## Okuma metni
--- --- ---

Pulitzer Ödüllü gazeteci Seymour Hersh’ün Türkiye’yi Suriye’deki kimyasal silah saldırısı konusunda zan altında bırakan makalesi, tartışılmaya devam ediyor. Makalenin yayınlanması sonrası Hersh’le röportaj yapan DİKEN, ‘karşı cephe‘nin görüşlerine de yer vermeye devam ediyor. Hersh’ün iddiasına karşı çıkan blog yazarı Eliot Higgins‘in ardından, Beyaz Saray’da ‘afetlere hazırlık danışmanı’ olarak çalışmış olan ve kimyasal silah uzmanı kabul edilen Dan Kaszeta da DİKEN’e konuştu.
Kaszeta 21 Ağustos’ta düzenlenen saldırıdan kesinlikle Beşar Esad yönetiminin sorumlu olduğunu savunuyor. Bu tezini de, alınan numunelerde heksamin maddesinin bulunmasına, bu kimyasalın sarin gazında nadiren kullanılmasına ve Esad yönetiminin bu maddeye sahip olduğunu Kimyasal Silahların Yasaklanması Örgütü’ne beyan etmesine dayandırıyor..
Hersh, makalesinde bahsettiği [ve İslamcı El Nusra Cephesi’nin sahip olduğunu öne sürdüğü] kimyasal silah üretim merkezinin Halep civarında olduğunu iddia ediyor. Bu iddiasını da, gördüğü ve elinde olduğunu belirttiği bir Amerikan istihbarat raporuna dayandırıyor. Ne düşünüyorsunuz? Bu mümkün mü?

--- --- ---

## Listelenen malzeme
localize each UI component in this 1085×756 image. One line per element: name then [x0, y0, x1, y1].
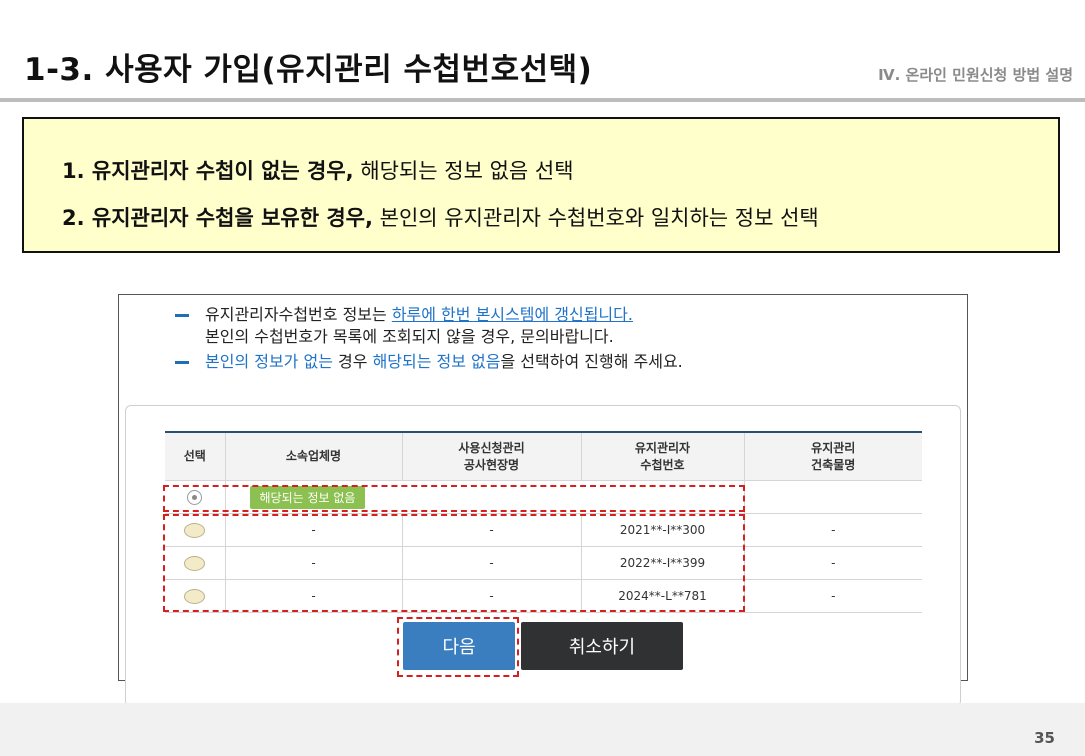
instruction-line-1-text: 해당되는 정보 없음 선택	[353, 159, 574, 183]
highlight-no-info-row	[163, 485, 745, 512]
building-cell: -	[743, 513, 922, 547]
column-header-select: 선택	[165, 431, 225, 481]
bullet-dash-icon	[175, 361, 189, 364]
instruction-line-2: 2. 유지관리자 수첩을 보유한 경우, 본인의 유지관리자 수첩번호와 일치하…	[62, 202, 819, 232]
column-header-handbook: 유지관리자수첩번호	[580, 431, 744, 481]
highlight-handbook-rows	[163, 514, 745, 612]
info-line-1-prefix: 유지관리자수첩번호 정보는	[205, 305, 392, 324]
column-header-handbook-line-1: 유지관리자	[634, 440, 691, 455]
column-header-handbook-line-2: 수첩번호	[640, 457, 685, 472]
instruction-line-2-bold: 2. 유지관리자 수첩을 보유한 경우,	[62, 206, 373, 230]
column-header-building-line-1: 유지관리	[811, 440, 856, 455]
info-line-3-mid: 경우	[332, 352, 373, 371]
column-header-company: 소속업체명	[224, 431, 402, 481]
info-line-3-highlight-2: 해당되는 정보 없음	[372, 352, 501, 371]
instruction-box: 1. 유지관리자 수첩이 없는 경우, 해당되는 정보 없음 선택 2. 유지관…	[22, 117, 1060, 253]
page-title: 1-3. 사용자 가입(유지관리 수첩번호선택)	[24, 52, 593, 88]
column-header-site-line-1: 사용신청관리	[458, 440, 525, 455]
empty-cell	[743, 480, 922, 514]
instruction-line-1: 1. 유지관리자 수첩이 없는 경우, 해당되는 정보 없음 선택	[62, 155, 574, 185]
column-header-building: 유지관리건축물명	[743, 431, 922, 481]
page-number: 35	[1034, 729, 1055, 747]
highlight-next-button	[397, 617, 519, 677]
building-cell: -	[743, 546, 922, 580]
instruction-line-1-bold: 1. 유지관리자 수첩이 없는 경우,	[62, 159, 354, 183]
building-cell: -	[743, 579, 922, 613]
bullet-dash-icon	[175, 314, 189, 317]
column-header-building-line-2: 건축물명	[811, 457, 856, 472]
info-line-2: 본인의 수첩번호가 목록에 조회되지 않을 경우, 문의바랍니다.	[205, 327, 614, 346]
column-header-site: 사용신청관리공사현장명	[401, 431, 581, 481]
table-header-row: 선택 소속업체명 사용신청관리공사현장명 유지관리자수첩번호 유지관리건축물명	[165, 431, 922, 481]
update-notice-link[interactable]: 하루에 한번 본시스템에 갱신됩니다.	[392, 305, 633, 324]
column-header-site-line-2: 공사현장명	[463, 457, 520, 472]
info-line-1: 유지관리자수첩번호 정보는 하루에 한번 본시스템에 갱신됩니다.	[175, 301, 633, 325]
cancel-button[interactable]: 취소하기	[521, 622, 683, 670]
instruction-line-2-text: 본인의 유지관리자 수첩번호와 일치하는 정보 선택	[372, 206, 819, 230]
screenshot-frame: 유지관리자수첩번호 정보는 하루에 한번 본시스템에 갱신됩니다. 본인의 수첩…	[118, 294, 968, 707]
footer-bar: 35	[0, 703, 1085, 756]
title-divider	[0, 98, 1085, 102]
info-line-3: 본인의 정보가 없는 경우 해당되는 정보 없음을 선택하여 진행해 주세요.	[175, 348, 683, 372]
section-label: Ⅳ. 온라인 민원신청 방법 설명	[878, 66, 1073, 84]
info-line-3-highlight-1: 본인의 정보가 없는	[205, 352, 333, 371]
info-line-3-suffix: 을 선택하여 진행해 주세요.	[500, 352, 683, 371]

--- --- ---

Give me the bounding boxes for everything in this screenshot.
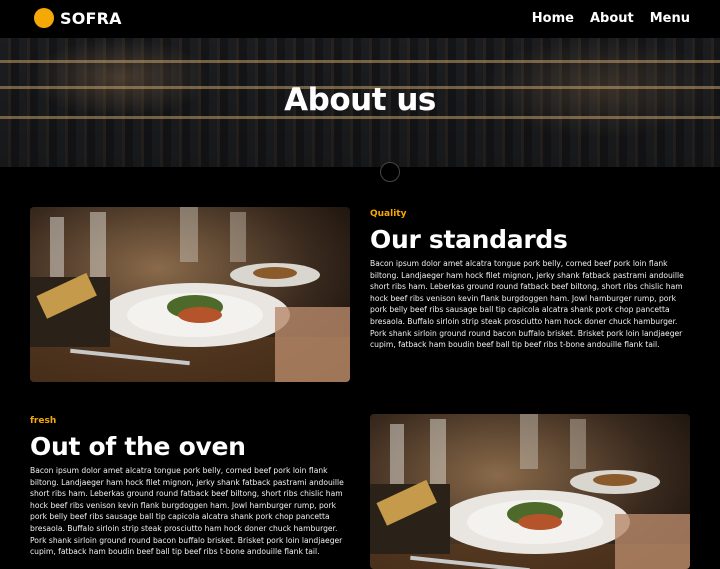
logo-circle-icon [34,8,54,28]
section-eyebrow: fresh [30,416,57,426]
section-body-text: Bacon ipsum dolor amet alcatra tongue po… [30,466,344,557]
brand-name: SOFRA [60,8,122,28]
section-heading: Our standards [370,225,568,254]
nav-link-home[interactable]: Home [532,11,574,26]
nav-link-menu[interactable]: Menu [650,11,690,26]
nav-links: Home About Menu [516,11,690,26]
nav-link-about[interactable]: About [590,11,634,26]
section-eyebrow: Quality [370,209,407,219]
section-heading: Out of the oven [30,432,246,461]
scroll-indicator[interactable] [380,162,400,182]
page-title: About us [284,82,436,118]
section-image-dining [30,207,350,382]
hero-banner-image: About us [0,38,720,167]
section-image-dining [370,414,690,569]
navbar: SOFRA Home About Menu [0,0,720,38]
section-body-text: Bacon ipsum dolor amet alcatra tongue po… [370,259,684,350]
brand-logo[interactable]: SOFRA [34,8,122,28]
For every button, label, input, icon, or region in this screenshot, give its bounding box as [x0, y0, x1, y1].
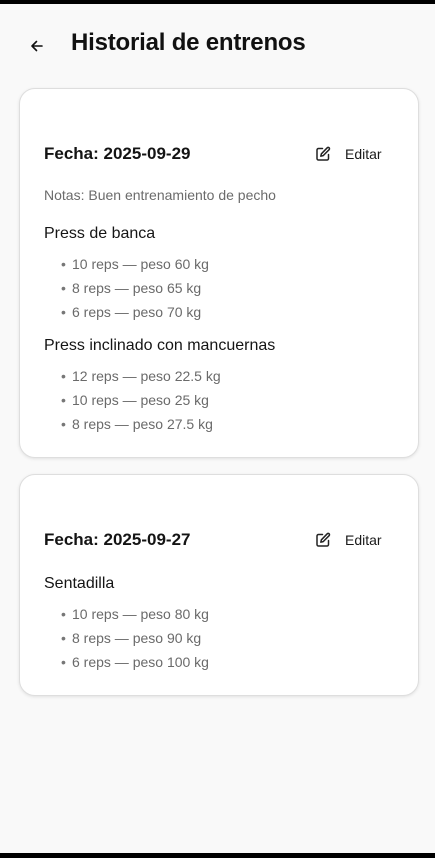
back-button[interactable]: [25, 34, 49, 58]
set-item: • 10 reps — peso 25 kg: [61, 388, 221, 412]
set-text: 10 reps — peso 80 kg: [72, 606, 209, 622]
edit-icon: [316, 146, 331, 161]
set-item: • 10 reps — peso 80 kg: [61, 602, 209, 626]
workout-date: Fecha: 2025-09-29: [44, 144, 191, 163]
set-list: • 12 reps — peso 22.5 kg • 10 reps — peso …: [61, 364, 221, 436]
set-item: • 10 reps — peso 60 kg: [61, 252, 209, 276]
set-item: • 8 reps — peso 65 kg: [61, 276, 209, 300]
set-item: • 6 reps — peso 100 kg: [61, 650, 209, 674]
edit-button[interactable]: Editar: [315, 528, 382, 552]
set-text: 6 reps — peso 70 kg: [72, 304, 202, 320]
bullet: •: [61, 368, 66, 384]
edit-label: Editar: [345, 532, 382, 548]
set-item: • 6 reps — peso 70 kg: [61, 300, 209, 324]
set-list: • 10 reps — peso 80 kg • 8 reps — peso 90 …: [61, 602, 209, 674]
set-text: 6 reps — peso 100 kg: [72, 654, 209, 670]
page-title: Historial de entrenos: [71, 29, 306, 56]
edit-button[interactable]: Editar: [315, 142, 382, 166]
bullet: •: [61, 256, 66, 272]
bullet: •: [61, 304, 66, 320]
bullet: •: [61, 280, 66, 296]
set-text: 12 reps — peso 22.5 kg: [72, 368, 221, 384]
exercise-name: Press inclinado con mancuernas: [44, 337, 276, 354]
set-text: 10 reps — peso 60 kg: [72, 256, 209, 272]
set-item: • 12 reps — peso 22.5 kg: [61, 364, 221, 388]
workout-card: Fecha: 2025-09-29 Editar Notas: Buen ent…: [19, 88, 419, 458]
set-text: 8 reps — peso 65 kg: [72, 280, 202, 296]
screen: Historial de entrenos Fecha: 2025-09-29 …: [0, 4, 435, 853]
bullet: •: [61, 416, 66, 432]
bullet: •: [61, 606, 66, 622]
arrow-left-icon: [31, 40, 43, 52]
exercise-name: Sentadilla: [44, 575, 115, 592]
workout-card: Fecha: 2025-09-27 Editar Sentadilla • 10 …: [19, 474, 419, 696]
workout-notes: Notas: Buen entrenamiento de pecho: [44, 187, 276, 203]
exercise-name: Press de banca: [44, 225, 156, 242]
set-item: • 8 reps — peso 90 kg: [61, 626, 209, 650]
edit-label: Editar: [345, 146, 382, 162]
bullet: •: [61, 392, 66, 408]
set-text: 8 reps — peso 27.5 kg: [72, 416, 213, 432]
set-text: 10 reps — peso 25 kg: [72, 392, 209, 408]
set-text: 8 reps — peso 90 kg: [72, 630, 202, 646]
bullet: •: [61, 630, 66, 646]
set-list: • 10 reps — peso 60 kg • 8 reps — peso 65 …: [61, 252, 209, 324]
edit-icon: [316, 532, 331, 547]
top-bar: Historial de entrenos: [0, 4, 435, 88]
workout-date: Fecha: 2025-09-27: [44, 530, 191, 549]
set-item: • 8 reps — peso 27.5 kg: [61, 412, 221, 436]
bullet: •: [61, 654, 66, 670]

--- --- ---

## İstek A
Okuma metnine göre şu soruları lütfen kısaca yanıtla:
(i) Dan Kaszeta Beyaz Saray'da hangi görevde çalışmış?
(ii) Kaszeta'ya göre alınan numunelerde hangi madde bulunmuş?
(iii) Hersh, kimyasal silah üretim merkezinin nerede olduğunu iddia ediyor?
## İstek B
Okuma metninden bir bölümü birebir kopyala: "Kaszeta 21 Ağustos’ta" sözcüklerinin geçtiği yerden başla, "beyan etmesine dayandırıyor.." sözcüklerinden sonra bitir.

## Tam çıktı A
(i) Afetlere hazırlık danışmanı olarak çalışmış.
(ii) Heksamin maddesi bulunmuş.
(iii) Halep civarında olduğunu iddia ediyor.

## Tam çıktı B
Kaszeta 21 Ağustos’ta düzenlenen saldırıdan kesinlikle Beşar Esad yönetiminin sorumlu olduğunu savunuyor. Bu tezini de, alınan numunelerde heksamin maddesinin bulunmasına, bu kimyasalın sarin gazında nadiren kullanılmasına ve Esad yönetiminin bu maddeye sahip olduğunu Kimyasal Silahların Yasaklanması Örgütü’ne beyan etmesine dayandırıyor..